>>>>
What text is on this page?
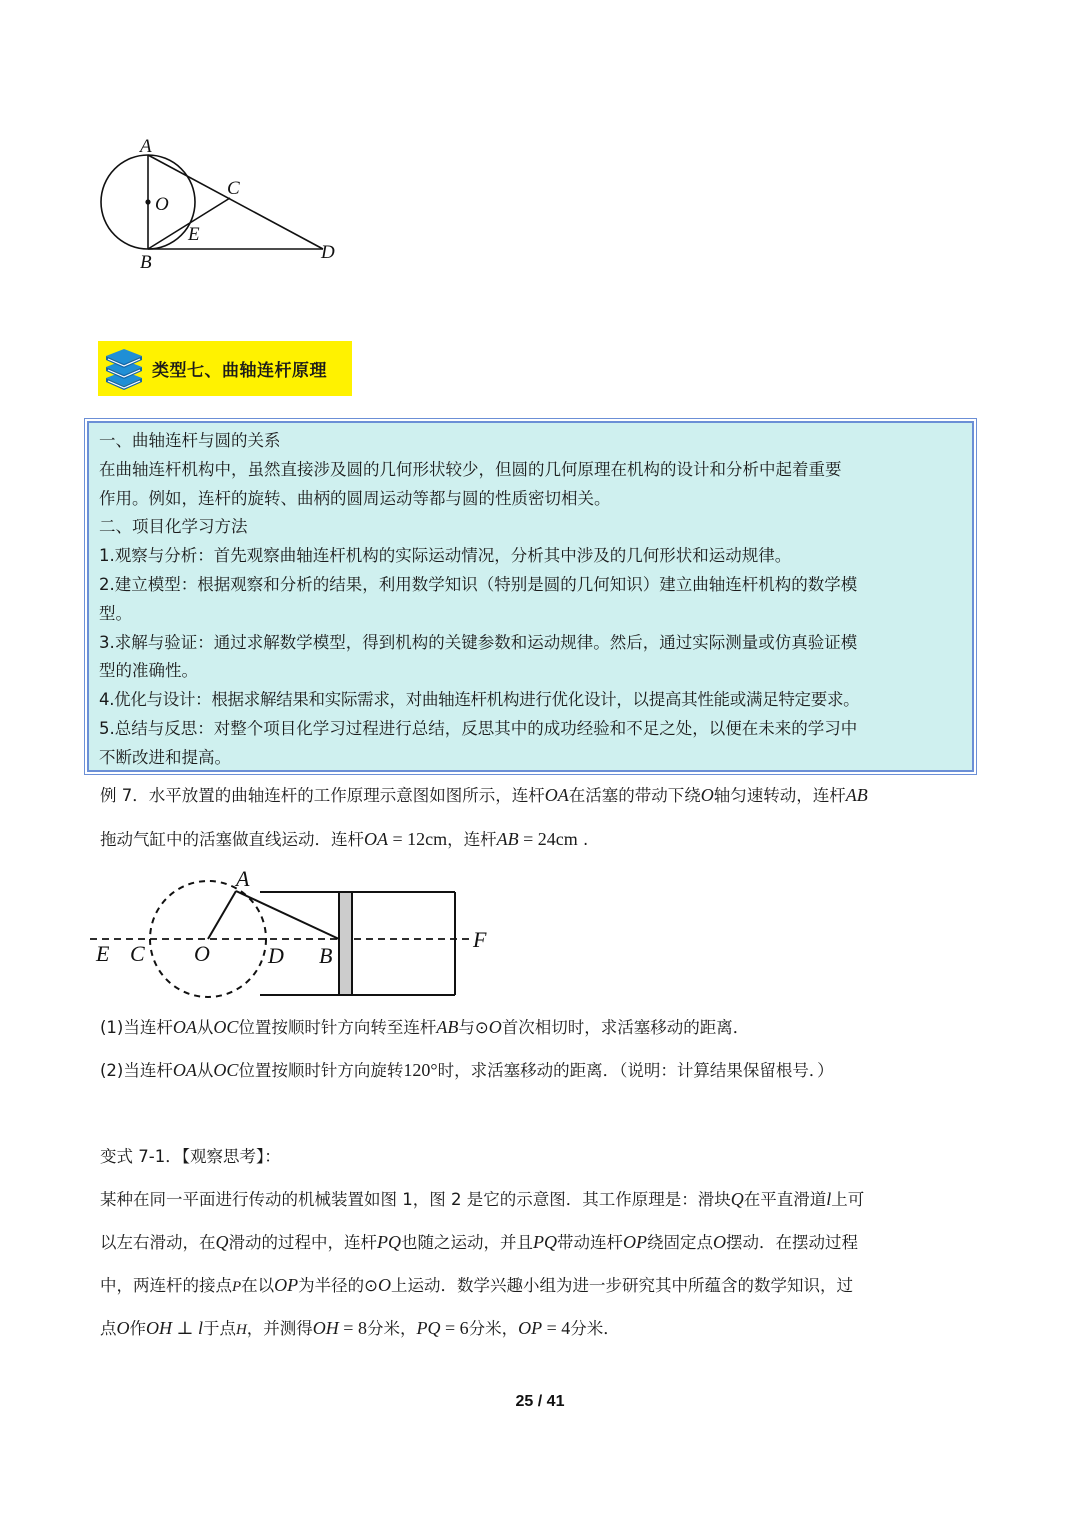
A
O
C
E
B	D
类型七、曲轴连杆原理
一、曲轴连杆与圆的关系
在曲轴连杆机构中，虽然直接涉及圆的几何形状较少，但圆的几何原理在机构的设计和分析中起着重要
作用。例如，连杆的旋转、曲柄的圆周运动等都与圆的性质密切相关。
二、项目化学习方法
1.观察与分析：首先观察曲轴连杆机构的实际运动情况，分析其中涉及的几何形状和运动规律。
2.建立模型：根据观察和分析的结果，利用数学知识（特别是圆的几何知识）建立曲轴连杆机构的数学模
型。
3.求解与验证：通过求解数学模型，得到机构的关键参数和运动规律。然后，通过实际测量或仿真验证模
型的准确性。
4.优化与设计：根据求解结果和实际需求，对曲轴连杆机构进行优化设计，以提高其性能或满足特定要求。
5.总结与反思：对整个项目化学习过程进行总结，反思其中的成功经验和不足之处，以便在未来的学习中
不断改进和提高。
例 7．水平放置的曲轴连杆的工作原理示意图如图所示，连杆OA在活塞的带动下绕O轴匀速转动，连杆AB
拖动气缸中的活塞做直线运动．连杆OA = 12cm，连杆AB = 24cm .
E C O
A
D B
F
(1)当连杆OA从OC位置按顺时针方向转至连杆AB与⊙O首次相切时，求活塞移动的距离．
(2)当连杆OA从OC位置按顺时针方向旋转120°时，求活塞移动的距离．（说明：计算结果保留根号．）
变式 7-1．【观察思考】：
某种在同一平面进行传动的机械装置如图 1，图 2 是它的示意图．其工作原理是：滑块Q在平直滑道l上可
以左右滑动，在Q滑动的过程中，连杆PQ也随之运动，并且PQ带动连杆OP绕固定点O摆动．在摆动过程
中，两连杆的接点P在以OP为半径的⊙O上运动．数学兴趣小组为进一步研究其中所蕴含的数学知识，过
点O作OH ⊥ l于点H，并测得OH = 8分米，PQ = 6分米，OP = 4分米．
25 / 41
<<<<
>>>>
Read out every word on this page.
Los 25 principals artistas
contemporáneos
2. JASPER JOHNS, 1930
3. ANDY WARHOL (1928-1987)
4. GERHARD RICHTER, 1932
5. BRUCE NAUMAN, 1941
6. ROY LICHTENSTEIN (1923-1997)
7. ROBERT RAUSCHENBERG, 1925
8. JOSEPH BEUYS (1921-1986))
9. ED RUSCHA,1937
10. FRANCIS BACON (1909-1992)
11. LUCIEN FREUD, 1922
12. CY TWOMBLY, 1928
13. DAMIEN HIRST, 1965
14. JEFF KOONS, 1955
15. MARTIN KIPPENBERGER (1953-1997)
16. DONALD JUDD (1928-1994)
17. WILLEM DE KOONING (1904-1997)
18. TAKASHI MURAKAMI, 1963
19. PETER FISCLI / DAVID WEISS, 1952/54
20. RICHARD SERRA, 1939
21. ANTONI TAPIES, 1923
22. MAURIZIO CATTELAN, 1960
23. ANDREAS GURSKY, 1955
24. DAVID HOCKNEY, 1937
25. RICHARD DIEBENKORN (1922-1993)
<<<<
REQUIREMENTS
Look through the entries and return every line where "求活塞移动的距离" appears.

THE REPLY
(1)当连杆OA从OC位置按顺时针方向转至连杆AB与⊙O首次相切时，求活塞移动的距离．
(2)当连杆OA从OC位置按顺时针方向旋转120°时，求活塞移动的距离．（说明：计算结果保留根号．）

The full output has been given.